WHAT YOU WILL DO
Write out the material below again, unchanged.

[START RECORDS FOR PROCESSING]

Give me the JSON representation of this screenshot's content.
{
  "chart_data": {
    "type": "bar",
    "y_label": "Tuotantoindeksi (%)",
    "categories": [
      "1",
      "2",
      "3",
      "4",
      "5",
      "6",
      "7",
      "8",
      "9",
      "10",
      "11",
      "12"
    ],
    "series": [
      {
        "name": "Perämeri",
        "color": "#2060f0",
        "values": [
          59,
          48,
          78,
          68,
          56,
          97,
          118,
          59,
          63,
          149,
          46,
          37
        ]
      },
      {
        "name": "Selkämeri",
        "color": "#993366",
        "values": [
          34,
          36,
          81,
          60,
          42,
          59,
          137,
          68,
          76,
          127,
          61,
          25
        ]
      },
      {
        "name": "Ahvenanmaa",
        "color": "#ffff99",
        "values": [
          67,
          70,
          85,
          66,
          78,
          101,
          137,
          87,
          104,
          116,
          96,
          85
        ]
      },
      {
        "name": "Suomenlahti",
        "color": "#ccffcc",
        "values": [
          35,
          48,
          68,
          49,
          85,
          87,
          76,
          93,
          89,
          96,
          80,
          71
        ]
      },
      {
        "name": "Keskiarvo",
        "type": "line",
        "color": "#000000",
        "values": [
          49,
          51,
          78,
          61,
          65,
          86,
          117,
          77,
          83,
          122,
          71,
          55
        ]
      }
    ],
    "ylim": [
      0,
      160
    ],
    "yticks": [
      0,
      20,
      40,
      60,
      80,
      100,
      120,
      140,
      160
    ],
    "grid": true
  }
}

[END RECORDS FOR PROCESSING]

FINAL ANSWER
Give me the JSON representation of this screenshot's content.
{
  "chart_data": {
    "type": "bar",
    "y_label": "Tuotantoindeksi (%)",
    "categories": [
      "1",
      "2",
      "3",
      "4",
      "5",
      "6",
      "7",
      "8",
      "9",
      "10",
      "11",
      "12"
    ],
    "series": [
      {
        "name": "Perämeri",
        "color": "#2060f0",
        "values": [
          59,
          48,
          78,
          68,
          56,
          97,
          118,
          59,
          63,
          149,
          46,
          37
        ]
      },
      {
        "name": "Selkämeri",
        "color": "#993366",
        "values": [
          34,
          36,
          81,
          60,
          42,
          59,
          137,
          68,
          76,
          127,
          61,
          25
        ]
      },
      {
        "name": "Ahvenanmaa",
        "color": "#ffff99",
        "values": [
          67,
          70,
          85,
          66,
          78,
          101,
          137,
          87,
          104,
          116,
          96,
          85
        ]
      },
      {
        "name": "Suomenlahti",
        "color": "#ccffcc",
        "values": [
          35,
          48,
          68,
          49,
          85,
          87,
          76,
          93,
          89,
          96,
          80,
          71
        ]
      },
      {
        "name": "Keskiarvo",
        "type": "line",
        "color": "#000000",
        "values": [
          49,
          51,
          78,
          61,
          65,
          86,
          117,
          77,
          83,
          122,
          71,
          55
        ]
      }
    ],
    "ylim": [
      0,
      160
    ],
    "yticks": [
      0,
      20,
      40,
      60,
      80,
      100,
      120,
      140,
      160
    ],
    "grid": true
  }
}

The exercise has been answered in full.